Written request:
Emit the data below verbatim, stripping out any pictures.
-- start Provided information --
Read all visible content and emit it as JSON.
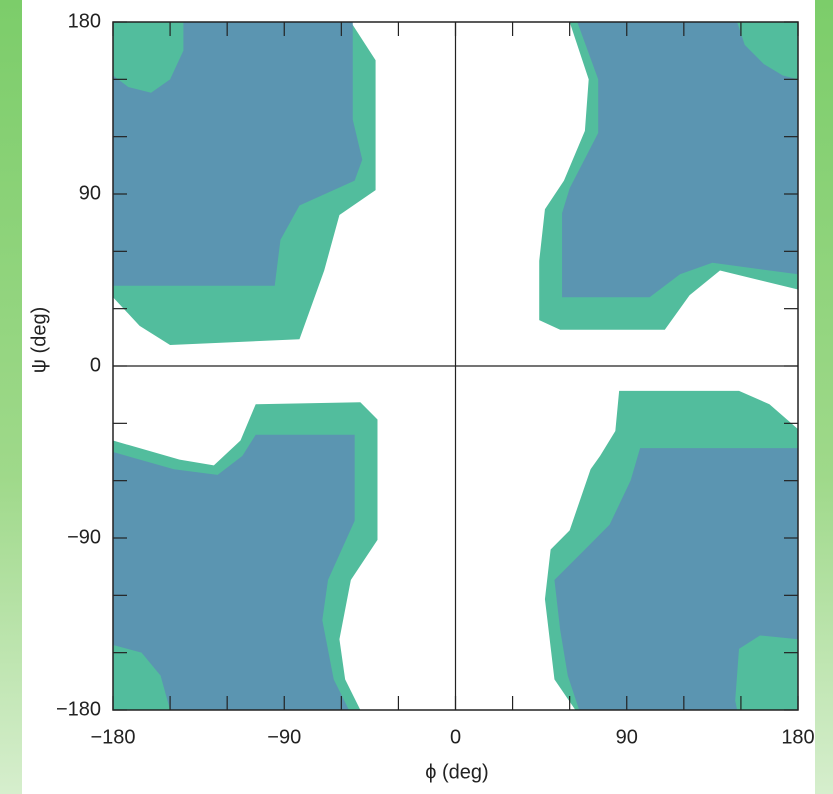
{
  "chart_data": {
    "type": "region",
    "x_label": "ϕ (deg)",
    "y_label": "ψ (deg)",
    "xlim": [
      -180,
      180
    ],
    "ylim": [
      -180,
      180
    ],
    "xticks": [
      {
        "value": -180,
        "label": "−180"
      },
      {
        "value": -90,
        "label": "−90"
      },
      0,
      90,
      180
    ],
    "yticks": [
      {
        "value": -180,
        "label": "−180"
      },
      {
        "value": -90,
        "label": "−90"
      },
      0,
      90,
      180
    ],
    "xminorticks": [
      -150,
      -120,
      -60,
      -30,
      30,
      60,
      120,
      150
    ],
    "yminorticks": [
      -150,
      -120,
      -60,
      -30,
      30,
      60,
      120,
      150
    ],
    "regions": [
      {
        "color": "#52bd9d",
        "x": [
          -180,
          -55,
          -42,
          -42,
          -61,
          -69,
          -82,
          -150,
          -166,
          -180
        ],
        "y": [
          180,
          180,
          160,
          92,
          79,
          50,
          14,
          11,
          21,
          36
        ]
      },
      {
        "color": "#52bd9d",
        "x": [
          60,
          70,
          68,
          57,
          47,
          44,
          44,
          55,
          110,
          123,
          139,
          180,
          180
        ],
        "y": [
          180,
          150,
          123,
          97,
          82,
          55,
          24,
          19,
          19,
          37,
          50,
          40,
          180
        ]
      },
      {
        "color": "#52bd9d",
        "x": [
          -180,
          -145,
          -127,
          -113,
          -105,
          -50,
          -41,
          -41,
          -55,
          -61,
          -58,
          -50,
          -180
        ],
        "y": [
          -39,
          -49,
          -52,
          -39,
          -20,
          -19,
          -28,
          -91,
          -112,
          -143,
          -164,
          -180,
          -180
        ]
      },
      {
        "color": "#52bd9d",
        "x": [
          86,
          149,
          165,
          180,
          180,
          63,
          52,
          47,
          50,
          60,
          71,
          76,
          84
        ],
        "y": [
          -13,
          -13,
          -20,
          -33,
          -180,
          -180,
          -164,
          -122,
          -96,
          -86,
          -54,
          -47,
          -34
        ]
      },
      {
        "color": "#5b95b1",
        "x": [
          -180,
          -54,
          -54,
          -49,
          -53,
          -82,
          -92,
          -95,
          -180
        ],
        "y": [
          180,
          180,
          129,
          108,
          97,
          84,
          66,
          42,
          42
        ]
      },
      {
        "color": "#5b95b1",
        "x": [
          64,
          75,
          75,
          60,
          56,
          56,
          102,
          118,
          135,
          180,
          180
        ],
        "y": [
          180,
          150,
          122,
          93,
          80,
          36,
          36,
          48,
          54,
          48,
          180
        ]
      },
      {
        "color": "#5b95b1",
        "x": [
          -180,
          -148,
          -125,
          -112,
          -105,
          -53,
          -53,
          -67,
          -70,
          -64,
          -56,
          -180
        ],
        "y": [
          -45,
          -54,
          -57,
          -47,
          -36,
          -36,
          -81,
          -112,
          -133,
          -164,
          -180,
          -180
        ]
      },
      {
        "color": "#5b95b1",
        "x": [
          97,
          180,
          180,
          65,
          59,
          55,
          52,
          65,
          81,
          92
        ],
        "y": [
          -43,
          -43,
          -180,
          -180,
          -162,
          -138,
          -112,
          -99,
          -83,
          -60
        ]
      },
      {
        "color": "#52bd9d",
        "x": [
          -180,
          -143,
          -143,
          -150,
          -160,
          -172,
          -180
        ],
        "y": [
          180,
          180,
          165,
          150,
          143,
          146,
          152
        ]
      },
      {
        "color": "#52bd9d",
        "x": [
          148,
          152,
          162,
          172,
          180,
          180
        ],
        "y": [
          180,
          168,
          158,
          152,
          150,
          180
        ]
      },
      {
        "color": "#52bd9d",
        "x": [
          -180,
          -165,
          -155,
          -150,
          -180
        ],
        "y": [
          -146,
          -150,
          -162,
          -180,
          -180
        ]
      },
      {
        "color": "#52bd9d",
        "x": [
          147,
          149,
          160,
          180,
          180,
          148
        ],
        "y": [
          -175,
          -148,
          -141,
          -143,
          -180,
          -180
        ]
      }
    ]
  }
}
-- end Provided information --
The reply:
Read all visible content and emit it as JSON.
{
  "chart_data": {
    "type": "region",
    "x_label": "ϕ (deg)",
    "y_label": "ψ (deg)",
    "xlim": [
      -180,
      180
    ],
    "ylim": [
      -180,
      180
    ],
    "xticks": [
      {
        "value": -180,
        "label": "−180"
      },
      {
        "value": -90,
        "label": "−90"
      },
      0,
      90,
      180
    ],
    "yticks": [
      {
        "value": -180,
        "label": "−180"
      },
      {
        "value": -90,
        "label": "−90"
      },
      0,
      90,
      180
    ],
    "xminorticks": [
      -150,
      -120,
      -60,
      -30,
      30,
      60,
      120,
      150
    ],
    "yminorticks": [
      -150,
      -120,
      -60,
      -30,
      30,
      60,
      120,
      150
    ],
    "regions": [
      {
        "color": "#52bd9d",
        "x": [
          -180,
          -55,
          -42,
          -42,
          -61,
          -69,
          -82,
          -150,
          -166,
          -180
        ],
        "y": [
          180,
          180,
          160,
          92,
          79,
          50,
          14,
          11,
          21,
          36
        ]
      },
      {
        "color": "#52bd9d",
        "x": [
          60,
          70,
          68,
          57,
          47,
          44,
          44,
          55,
          110,
          123,
          139,
          180,
          180
        ],
        "y": [
          180,
          150,
          123,
          97,
          82,
          55,
          24,
          19,
          19,
          37,
          50,
          40,
          180
        ]
      },
      {
        "color": "#52bd9d",
        "x": [
          -180,
          -145,
          -127,
          -113,
          -105,
          -50,
          -41,
          -41,
          -55,
          -61,
          -58,
          -50,
          -180
        ],
        "y": [
          -39,
          -49,
          -52,
          -39,
          -20,
          -19,
          -28,
          -91,
          -112,
          -143,
          -164,
          -180,
          -180
        ]
      },
      {
        "color": "#52bd9d",
        "x": [
          86,
          149,
          165,
          180,
          180,
          63,
          52,
          47,
          50,
          60,
          71,
          76,
          84
        ],
        "y": [
          -13,
          -13,
          -20,
          -33,
          -180,
          -180,
          -164,
          -122,
          -96,
          -86,
          -54,
          -47,
          -34
        ]
      },
      {
        "color": "#5b95b1",
        "x": [
          -180,
          -54,
          -54,
          -49,
          -53,
          -82,
          -92,
          -95,
          -180
        ],
        "y": [
          180,
          180,
          129,
          108,
          97,
          84,
          66,
          42,
          42
        ]
      },
      {
        "color": "#5b95b1",
        "x": [
          64,
          75,
          75,
          60,
          56,
          56,
          102,
          118,
          135,
          180,
          180
        ],
        "y": [
          180,
          150,
          122,
          93,
          80,
          36,
          36,
          48,
          54,
          48,
          180
        ]
      },
      {
        "color": "#5b95b1",
        "x": [
          -180,
          -148,
          -125,
          -112,
          -105,
          -53,
          -53,
          -67,
          -70,
          -64,
          -56,
          -180
        ],
        "y": [
          -45,
          -54,
          -57,
          -47,
          -36,
          -36,
          -81,
          -112,
          -133,
          -164,
          -180,
          -180
        ]
      },
      {
        "color": "#5b95b1",
        "x": [
          97,
          180,
          180,
          65,
          59,
          55,
          52,
          65,
          81,
          92
        ],
        "y": [
          -43,
          -43,
          -180,
          -180,
          -162,
          -138,
          -112,
          -99,
          -83,
          -60
        ]
      },
      {
        "color": "#52bd9d",
        "x": [
          -180,
          -143,
          -143,
          -150,
          -160,
          -172,
          -180
        ],
        "y": [
          180,
          180,
          165,
          150,
          143,
          146,
          152
        ]
      },
      {
        "color": "#52bd9d",
        "x": [
          148,
          152,
          162,
          172,
          180,
          180
        ],
        "y": [
          180,
          168,
          158,
          152,
          150,
          180
        ]
      },
      {
        "color": "#52bd9d",
        "x": [
          -180,
          -165,
          -155,
          -150,
          -180
        ],
        "y": [
          -146,
          -150,
          -162,
          -180,
          -180
        ]
      },
      {
        "color": "#52bd9d",
        "x": [
          147,
          149,
          160,
          180,
          180,
          148
        ],
        "y": [
          -175,
          -148,
          -141,
          -143,
          -180,
          -180
        ]
      }
    ]
  }
}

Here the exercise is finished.